Gather, from the listing beneath this task, every line holding the string "selected".

Extracted records:
☆ ☆ ☆ ☆
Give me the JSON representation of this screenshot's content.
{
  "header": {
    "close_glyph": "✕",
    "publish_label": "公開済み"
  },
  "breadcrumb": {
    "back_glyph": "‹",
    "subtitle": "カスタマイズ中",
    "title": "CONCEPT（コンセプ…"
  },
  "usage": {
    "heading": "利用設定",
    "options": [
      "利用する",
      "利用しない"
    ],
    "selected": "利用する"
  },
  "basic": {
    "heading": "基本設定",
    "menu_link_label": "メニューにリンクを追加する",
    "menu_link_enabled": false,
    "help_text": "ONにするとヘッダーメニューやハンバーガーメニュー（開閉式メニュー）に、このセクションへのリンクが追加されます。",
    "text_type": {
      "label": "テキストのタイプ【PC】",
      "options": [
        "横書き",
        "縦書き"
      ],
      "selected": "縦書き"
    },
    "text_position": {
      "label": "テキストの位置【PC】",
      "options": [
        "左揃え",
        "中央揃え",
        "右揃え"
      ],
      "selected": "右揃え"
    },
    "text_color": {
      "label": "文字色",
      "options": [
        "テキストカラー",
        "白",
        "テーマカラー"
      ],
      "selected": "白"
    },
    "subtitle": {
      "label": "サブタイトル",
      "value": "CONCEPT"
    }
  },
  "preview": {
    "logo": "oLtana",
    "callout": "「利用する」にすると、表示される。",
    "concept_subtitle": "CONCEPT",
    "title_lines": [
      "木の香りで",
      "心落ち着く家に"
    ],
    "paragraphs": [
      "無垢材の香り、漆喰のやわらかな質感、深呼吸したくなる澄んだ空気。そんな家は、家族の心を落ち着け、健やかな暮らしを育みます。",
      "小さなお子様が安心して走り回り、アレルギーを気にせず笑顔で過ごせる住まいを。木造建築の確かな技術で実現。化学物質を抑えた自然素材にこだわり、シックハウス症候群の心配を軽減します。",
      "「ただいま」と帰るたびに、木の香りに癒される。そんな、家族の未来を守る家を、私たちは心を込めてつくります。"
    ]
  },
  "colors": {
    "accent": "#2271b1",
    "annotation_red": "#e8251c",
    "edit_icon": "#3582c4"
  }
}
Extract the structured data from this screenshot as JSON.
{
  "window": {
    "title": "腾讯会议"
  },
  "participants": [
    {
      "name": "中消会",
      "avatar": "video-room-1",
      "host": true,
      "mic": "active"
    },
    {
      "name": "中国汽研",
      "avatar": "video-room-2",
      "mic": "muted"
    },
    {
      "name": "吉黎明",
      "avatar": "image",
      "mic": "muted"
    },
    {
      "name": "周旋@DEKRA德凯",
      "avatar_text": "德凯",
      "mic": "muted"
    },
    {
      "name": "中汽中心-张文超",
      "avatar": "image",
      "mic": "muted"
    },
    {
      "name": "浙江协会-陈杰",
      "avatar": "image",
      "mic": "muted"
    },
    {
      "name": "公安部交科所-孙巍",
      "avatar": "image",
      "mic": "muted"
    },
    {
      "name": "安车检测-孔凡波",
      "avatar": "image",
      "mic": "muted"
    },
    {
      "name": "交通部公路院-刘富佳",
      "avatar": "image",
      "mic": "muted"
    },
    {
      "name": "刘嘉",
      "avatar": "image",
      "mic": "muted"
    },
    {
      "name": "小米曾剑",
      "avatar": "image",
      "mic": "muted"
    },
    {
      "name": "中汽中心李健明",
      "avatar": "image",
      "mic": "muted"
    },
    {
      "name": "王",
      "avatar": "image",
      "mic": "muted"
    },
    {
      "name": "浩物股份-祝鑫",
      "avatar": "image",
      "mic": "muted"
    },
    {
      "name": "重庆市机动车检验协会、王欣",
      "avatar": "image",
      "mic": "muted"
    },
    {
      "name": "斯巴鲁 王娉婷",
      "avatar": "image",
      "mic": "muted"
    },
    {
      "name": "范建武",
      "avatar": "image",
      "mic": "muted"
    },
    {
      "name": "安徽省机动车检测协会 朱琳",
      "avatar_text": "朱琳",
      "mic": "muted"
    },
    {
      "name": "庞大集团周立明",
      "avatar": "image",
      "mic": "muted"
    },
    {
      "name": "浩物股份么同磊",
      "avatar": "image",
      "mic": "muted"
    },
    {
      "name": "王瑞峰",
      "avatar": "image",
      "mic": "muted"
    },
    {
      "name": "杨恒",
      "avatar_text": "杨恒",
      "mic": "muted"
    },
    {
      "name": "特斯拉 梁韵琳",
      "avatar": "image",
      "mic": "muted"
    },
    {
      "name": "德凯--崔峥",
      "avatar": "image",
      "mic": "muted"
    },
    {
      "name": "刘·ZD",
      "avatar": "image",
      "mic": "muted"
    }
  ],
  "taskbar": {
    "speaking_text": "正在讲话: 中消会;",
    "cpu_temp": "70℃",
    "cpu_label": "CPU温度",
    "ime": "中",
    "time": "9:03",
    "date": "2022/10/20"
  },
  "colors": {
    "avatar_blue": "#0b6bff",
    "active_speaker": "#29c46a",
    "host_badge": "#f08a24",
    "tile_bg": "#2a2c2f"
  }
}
☆ ☆ ☆ ☆
▶ [COMPLETE ANSWER]
    "selected": "利用する"
      "selected": "縦書き"
      "selected": "右揃え"
      "selected": "白"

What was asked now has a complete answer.